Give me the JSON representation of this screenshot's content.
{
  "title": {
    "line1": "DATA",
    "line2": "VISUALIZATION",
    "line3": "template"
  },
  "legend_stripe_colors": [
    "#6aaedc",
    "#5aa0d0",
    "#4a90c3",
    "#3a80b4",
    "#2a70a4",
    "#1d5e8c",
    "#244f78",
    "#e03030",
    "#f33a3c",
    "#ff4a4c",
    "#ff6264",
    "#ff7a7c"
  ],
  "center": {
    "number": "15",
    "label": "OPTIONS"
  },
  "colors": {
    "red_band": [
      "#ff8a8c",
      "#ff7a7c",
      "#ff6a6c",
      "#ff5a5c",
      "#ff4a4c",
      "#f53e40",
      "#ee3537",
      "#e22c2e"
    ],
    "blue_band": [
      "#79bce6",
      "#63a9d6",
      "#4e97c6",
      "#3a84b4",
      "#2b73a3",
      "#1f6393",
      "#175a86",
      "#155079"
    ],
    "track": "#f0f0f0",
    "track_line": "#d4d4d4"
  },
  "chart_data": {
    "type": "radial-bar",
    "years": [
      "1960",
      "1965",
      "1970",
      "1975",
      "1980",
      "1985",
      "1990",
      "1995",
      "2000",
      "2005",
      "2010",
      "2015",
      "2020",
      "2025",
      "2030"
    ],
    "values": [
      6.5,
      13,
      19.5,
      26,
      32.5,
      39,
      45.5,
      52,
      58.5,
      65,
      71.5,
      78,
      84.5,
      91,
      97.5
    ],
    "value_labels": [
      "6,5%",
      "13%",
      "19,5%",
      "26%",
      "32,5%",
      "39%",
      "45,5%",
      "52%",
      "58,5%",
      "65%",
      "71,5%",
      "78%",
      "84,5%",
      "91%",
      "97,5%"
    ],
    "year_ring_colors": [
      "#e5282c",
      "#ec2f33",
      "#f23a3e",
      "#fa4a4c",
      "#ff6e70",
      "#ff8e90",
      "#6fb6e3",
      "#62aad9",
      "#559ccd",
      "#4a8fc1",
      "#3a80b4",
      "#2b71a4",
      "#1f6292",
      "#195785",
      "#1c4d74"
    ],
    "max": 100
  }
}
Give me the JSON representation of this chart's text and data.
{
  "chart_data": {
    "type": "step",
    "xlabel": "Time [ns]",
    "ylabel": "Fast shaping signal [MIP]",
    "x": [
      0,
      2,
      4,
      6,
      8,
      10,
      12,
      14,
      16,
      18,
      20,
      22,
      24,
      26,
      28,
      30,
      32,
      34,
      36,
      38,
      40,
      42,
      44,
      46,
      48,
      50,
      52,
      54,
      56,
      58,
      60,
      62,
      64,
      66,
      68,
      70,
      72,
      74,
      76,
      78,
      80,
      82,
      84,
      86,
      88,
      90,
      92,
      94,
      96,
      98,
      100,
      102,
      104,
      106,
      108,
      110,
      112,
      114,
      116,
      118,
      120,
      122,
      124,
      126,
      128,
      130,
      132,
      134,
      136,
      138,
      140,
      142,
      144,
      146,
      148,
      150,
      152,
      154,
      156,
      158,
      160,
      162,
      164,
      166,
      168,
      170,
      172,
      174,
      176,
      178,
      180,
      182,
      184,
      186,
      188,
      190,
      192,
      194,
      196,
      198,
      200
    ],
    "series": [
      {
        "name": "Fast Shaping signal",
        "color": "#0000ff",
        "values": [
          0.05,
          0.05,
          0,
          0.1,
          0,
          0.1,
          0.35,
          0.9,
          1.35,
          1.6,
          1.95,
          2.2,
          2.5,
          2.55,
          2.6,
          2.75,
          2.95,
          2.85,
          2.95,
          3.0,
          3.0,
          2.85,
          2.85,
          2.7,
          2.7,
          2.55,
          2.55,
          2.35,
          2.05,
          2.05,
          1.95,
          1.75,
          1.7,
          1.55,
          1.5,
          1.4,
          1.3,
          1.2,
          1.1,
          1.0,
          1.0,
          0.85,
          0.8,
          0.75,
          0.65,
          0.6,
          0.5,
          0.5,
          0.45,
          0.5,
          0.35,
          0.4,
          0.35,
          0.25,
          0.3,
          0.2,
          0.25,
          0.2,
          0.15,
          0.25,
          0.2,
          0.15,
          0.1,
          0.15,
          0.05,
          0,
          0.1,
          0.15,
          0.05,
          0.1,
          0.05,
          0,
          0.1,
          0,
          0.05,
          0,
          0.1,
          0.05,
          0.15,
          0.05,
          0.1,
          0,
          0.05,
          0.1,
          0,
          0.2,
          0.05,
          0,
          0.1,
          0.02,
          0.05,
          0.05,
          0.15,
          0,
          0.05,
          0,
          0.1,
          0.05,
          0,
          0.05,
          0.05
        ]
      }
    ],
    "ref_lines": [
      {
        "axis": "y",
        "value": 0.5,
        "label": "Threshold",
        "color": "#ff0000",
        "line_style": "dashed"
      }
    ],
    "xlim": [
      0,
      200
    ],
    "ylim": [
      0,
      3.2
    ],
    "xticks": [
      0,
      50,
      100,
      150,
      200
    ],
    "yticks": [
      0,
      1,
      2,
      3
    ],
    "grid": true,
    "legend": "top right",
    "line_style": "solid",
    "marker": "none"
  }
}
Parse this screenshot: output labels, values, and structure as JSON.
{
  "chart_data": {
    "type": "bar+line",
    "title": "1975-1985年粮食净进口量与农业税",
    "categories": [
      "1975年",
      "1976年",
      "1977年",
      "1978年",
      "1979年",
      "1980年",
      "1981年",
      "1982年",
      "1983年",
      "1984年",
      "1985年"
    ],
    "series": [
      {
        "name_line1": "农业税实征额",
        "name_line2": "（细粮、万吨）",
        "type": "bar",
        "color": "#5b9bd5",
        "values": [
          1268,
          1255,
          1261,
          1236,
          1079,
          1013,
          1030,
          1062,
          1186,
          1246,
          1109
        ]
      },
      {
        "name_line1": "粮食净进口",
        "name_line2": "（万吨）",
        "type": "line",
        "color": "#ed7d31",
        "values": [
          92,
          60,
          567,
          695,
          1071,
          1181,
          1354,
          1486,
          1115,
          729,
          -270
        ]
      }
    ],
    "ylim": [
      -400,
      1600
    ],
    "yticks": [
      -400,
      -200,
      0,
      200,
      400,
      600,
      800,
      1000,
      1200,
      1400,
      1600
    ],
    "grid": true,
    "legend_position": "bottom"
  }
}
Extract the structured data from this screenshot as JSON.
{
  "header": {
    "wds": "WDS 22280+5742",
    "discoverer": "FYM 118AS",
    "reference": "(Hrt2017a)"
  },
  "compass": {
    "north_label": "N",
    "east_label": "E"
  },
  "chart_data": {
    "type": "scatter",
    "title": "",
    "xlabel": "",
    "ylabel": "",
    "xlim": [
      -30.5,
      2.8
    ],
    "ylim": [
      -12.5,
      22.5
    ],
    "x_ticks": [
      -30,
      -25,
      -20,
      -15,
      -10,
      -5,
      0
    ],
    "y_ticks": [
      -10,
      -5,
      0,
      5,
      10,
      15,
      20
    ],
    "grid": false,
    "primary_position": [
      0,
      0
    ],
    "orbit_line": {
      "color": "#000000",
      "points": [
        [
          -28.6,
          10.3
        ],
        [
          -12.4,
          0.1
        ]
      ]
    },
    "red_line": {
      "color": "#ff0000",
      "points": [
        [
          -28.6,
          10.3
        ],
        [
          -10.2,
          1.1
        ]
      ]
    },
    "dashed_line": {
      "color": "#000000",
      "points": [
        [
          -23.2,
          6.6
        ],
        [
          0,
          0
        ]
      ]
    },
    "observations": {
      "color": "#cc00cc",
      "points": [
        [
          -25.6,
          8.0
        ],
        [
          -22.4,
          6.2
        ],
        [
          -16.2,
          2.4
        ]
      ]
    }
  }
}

^^^^^^^^

**Objective:**
Identify every line above with the string "JSON" in it. Copy those lines.

**Finished task:**
Give me the JSON representation of this screenshot's content.
Give me the JSON representation of this chart's text and data.
Parse this screenshot: output labels, values, and structure as JSON.
Extract the structured data from this screenshot as JSON.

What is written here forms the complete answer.